Problem details:
Pull out every line below holding the word "time".

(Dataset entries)

#####

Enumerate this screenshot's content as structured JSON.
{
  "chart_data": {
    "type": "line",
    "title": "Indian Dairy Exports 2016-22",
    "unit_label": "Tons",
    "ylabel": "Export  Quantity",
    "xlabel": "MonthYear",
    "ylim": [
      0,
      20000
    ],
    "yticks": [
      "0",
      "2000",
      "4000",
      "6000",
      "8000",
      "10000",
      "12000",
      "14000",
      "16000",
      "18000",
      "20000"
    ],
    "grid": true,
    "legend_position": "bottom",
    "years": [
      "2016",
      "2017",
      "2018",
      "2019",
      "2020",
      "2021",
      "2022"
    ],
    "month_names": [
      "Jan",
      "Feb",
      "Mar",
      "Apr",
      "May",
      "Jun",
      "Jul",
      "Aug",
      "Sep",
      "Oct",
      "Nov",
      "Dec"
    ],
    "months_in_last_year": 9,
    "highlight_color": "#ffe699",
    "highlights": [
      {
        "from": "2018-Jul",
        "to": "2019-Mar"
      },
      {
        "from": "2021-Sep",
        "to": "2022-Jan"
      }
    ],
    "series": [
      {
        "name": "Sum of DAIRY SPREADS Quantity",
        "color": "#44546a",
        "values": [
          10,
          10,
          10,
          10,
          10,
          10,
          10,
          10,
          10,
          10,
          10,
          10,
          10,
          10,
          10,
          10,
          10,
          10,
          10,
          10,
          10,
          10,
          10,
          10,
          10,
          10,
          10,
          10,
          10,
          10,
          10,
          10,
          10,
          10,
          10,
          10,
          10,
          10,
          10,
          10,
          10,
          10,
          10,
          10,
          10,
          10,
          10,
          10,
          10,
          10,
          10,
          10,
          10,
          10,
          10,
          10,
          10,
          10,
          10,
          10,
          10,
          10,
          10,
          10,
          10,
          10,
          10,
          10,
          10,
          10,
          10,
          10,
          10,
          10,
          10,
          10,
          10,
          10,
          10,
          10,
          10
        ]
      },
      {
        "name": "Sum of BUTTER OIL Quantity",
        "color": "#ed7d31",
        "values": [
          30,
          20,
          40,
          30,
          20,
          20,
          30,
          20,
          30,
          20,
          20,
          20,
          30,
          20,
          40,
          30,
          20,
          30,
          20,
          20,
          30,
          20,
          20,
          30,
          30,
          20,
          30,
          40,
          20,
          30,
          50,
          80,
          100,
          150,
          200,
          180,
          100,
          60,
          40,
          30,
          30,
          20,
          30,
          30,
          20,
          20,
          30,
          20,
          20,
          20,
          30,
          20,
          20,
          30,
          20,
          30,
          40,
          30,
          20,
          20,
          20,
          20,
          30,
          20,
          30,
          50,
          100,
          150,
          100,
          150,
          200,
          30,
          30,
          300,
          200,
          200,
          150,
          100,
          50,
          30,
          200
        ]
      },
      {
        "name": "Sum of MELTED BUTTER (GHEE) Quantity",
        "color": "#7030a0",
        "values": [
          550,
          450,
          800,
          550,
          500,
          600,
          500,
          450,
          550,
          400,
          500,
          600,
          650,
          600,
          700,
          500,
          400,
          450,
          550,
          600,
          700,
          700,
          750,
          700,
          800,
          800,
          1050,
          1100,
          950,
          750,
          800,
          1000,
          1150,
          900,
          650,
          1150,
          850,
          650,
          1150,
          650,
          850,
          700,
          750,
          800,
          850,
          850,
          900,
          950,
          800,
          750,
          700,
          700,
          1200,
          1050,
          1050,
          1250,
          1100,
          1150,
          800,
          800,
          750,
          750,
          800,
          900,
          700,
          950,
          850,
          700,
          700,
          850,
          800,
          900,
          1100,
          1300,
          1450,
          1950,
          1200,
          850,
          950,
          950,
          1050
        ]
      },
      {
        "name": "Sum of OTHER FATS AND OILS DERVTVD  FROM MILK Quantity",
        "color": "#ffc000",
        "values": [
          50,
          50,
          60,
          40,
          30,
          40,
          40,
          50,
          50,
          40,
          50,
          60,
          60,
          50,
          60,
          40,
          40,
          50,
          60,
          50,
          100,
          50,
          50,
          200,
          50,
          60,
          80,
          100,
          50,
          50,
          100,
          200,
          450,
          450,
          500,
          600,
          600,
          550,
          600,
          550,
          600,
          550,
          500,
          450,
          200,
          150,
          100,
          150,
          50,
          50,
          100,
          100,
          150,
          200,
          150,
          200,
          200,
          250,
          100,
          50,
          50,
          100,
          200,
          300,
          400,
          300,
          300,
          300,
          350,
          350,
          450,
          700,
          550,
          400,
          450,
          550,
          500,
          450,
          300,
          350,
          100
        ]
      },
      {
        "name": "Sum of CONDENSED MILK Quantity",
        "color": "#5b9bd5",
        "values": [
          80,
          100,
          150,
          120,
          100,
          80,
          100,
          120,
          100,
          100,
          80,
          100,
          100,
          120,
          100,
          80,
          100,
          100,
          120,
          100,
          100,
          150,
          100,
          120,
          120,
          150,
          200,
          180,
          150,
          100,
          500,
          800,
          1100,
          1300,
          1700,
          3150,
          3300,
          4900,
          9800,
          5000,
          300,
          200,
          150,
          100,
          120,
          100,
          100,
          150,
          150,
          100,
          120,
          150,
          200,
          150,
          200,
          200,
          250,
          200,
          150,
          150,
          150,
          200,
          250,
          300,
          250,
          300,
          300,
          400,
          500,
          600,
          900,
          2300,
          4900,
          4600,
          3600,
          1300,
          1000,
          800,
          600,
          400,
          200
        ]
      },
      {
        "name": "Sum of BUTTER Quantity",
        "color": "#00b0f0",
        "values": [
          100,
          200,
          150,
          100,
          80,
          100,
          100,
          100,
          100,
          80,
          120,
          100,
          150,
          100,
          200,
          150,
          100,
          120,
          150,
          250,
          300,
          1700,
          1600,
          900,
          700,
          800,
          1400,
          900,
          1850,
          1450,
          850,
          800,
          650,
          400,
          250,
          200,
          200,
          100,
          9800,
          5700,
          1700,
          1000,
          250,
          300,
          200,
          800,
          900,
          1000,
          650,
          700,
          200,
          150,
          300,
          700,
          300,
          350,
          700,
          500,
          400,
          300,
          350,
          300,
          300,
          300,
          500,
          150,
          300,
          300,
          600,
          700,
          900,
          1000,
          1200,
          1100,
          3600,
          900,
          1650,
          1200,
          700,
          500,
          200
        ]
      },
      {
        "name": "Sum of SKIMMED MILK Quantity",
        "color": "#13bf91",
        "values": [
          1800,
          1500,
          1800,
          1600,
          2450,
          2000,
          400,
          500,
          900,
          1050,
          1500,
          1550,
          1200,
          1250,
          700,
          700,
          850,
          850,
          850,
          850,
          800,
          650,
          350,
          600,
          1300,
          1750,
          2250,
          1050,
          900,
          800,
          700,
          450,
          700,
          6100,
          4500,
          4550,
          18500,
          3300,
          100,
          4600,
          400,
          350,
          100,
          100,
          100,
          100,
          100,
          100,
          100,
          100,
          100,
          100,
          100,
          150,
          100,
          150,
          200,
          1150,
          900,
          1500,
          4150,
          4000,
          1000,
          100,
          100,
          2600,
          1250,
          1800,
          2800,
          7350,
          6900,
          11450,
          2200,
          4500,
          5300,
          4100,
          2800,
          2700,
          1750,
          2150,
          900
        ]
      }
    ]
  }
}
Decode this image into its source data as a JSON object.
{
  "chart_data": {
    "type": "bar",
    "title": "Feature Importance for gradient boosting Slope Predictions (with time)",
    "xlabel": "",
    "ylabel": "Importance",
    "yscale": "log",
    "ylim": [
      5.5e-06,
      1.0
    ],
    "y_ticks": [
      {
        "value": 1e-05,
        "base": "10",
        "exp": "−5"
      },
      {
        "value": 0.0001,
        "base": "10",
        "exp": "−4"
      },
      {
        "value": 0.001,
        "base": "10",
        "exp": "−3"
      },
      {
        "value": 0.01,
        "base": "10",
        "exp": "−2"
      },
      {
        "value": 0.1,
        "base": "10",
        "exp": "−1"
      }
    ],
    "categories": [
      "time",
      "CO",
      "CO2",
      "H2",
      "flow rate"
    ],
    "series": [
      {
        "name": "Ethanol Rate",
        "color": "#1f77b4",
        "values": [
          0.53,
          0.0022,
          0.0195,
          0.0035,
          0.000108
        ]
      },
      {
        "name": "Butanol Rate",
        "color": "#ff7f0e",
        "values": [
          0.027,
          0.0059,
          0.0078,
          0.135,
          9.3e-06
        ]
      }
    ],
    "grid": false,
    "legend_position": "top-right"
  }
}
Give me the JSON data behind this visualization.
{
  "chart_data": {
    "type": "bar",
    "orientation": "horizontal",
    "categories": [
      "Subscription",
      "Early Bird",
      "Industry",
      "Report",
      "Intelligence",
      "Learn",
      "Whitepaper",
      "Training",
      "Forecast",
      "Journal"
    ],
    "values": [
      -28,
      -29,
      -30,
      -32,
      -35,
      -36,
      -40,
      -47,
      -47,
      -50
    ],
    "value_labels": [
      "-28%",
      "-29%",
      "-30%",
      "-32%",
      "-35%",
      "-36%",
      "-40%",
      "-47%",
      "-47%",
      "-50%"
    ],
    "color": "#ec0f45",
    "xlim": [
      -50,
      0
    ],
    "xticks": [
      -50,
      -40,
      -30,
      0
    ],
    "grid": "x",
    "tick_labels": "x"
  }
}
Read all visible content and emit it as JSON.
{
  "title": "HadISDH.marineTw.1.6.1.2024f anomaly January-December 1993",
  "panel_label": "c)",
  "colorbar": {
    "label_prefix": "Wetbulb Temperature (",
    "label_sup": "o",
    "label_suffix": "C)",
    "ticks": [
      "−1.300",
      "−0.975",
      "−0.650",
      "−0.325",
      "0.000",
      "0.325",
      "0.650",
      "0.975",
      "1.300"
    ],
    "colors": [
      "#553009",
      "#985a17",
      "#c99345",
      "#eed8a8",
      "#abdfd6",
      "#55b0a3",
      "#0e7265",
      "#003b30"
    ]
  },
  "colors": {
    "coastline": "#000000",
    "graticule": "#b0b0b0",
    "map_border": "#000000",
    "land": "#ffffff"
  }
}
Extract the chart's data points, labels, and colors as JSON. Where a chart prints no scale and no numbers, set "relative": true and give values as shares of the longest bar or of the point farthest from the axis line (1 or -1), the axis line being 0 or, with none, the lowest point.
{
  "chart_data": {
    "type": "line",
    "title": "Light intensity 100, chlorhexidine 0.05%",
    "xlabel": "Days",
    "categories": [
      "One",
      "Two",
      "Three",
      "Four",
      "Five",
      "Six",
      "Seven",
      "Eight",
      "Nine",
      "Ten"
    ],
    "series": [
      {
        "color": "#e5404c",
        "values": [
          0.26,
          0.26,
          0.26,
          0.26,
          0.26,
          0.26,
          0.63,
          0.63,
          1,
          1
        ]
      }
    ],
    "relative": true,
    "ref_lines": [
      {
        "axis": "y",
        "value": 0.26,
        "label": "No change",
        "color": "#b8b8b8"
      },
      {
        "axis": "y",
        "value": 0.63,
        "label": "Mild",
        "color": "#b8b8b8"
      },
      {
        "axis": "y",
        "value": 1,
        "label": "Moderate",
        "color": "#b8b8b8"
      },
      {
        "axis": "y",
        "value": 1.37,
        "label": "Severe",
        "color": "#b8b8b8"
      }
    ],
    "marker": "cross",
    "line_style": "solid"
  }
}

#####

Response to the task:
    "title": "Feature Importance for gradient boosting Slope Predictions (with time)",
      "time",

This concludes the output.